■ PROBLEM ■
Can you write out the records from the beginning through the line containing "- reply-info: 回复: 7: [242, 654, 375, 708]", inclusive, with each "reply-label" changed to "reply-caption" and everything else left as it is?

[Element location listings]
+ + +

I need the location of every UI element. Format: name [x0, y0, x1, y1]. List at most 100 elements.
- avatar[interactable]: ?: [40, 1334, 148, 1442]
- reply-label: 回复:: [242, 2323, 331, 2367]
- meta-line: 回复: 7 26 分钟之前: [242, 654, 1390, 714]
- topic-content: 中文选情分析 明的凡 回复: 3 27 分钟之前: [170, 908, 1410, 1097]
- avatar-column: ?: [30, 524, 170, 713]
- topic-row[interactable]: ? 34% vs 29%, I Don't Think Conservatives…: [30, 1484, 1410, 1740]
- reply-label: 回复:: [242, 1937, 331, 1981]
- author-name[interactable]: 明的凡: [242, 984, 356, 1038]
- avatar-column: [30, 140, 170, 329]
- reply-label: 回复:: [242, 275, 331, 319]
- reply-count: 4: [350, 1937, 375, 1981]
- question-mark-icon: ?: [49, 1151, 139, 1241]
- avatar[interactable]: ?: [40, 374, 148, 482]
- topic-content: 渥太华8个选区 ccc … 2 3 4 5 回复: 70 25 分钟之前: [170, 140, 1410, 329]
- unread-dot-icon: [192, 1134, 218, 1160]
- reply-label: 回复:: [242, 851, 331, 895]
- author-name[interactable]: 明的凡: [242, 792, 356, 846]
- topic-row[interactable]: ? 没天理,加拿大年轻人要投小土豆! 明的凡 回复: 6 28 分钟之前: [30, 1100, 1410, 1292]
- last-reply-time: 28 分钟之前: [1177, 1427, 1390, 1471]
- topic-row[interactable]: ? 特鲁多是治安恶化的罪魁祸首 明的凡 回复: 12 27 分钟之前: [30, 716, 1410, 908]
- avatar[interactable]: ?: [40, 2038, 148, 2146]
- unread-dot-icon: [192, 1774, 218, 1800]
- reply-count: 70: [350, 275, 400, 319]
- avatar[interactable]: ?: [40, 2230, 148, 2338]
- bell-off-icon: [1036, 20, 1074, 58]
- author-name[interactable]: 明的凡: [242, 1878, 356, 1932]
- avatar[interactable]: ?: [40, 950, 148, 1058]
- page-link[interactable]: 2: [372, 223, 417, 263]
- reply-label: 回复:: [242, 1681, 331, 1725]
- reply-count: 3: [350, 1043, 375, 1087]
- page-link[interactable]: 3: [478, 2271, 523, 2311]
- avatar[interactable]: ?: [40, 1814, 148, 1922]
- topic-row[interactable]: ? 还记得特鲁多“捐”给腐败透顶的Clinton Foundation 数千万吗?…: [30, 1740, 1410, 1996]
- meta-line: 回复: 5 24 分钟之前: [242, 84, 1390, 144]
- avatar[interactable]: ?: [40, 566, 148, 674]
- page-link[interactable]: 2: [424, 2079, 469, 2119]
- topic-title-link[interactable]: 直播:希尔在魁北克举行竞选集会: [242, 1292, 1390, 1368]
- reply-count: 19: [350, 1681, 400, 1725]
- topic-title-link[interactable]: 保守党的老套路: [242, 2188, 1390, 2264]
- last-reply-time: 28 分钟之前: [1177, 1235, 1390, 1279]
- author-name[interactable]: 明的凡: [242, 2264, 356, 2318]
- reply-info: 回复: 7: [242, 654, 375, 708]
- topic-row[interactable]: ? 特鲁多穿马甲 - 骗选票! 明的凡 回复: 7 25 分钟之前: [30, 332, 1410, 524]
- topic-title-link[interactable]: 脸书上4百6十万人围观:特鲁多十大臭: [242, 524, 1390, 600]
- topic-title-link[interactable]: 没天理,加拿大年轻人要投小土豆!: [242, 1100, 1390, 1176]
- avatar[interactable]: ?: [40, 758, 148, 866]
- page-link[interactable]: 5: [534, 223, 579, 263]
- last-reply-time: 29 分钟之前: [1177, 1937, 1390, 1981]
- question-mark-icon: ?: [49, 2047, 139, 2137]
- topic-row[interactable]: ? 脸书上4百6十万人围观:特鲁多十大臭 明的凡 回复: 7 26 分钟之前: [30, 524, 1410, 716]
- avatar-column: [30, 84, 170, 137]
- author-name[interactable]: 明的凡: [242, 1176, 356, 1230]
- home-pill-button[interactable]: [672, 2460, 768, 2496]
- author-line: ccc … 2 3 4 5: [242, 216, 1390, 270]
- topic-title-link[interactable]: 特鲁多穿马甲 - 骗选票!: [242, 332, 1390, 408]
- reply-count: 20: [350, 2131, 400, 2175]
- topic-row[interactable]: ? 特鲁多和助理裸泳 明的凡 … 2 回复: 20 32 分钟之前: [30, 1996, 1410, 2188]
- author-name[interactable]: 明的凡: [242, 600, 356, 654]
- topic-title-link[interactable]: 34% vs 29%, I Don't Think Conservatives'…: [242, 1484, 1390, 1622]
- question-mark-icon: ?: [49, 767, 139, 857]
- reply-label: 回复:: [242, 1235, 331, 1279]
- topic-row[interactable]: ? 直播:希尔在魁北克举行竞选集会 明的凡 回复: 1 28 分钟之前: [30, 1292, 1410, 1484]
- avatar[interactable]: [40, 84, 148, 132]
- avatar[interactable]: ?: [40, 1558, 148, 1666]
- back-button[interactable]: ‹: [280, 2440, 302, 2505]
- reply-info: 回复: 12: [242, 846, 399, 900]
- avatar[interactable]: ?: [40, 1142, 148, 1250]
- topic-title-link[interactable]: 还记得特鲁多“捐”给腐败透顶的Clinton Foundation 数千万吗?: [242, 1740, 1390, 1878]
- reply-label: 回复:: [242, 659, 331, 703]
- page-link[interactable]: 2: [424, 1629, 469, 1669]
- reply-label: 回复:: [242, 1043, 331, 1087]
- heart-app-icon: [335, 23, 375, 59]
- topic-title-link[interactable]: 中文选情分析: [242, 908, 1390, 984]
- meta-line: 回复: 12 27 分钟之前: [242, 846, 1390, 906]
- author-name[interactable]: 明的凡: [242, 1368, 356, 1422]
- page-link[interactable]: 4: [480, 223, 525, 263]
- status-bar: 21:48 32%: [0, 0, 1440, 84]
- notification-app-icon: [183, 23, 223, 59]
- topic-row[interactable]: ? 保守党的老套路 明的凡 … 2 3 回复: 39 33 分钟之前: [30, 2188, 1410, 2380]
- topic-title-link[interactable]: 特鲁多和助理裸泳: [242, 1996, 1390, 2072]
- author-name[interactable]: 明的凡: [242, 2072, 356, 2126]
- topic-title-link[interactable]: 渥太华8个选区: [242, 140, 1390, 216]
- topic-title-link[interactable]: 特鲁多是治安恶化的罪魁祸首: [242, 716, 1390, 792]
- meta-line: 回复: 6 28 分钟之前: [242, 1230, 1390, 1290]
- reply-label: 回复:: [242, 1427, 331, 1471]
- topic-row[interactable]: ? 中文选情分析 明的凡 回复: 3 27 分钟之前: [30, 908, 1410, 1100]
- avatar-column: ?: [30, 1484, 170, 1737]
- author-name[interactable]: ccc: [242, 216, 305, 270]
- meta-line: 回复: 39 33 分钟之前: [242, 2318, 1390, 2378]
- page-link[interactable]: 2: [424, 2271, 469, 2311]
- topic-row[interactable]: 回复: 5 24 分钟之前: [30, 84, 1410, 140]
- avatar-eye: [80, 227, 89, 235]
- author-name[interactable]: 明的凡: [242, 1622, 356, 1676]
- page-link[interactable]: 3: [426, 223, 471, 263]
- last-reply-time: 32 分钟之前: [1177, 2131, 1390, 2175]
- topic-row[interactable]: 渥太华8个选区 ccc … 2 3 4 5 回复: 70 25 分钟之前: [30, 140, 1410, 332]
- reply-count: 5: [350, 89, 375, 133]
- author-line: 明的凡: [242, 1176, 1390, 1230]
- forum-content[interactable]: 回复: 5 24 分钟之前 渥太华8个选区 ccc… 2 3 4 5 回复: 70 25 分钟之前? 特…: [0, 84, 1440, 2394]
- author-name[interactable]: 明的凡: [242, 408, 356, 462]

+ + +

■ SOLUTION TO THIS PROBLEM ■
I need the location of every UI element. Format: name [x0, y0, x1, y1]. List at most 100 elements.
- avatar[interactable]: ?: [40, 1334, 148, 1442]
- reply-caption: 回复:: [242, 2323, 331, 2367]
- meta-line: 回复: 7 26 分钟之前: [242, 654, 1390, 714]
- topic-content: 中文选情分析 明的凡 回复: 3 27 分钟之前: [170, 908, 1410, 1097]
- avatar-column: ?: [30, 524, 170, 713]
- topic-row[interactable]: ? 34% vs 29%, I Don't Think Conservatives…: [30, 1484, 1410, 1740]
- reply-caption: 回复:: [242, 1937, 331, 1981]
- author-name[interactable]: 明的凡: [242, 984, 356, 1038]
- avatar-column: [30, 140, 170, 329]
- reply-caption: 回复:: [242, 275, 331, 319]
- reply-count: 4: [350, 1937, 375, 1981]
- question-mark-icon: ?: [49, 1151, 139, 1241]
- avatar[interactable]: ?: [40, 374, 148, 482]
- topic-content: 渥太华8个选区 ccc … 2 3 4 5 回复: 70 25 分钟之前: [170, 140, 1410, 329]
- unread-dot-icon: [192, 1134, 218, 1160]
- reply-caption: 回复:: [242, 851, 331, 895]
- author-name[interactable]: 明的凡: [242, 792, 356, 846]
- topic-row[interactable]: ? 没天理,加拿大年轻人要投小土豆! 明的凡 回复: 6 28 分钟之前: [30, 1100, 1410, 1292]
- last-reply-time: 28 分钟之前: [1177, 1427, 1390, 1471]
- topic-row[interactable]: ? 特鲁多是治安恶化的罪魁祸首 明的凡 回复: 12 27 分钟之前: [30, 716, 1410, 908]
- avatar[interactable]: ?: [40, 2038, 148, 2146]
- unread-dot-icon: [192, 1774, 218, 1800]
- reply-count: 70: [350, 275, 400, 319]
- avatar[interactable]: ?: [40, 2230, 148, 2338]
- bell-off-icon: [1036, 20, 1074, 58]
- author-name[interactable]: 明的凡: [242, 1878, 356, 1932]
- avatar[interactable]: ?: [40, 950, 148, 1058]
- page-link[interactable]: 2: [372, 223, 417, 263]
- reply-caption: 回复:: [242, 1681, 331, 1725]
- reply-count: 3: [350, 1043, 375, 1087]
- page-link[interactable]: 3: [478, 2271, 523, 2311]
- avatar[interactable]: ?: [40, 1814, 148, 1922]
- topic-row[interactable]: ? 还记得特鲁多“捐”给腐败透顶的Clinton Foundation 数千万吗?…: [30, 1740, 1410, 1996]
- meta-line: 回复: 5 24 分钟之前: [242, 84, 1390, 144]
- avatar[interactable]: ?: [40, 566, 148, 674]
- page-link[interactable]: 2: [424, 2079, 469, 2119]
- topic-title-link[interactable]: 直播:希尔在魁北克举行竞选集会: [242, 1292, 1390, 1368]
- reply-count: 19: [350, 1681, 400, 1725]
- topic-title-link[interactable]: 保守党的老套路: [242, 2188, 1390, 2264]
- last-reply-time: 28 分钟之前: [1177, 1235, 1390, 1279]
- author-name[interactable]: 明的凡: [242, 2264, 356, 2318]
- reply-info: 回复: 7: [242, 654, 375, 708]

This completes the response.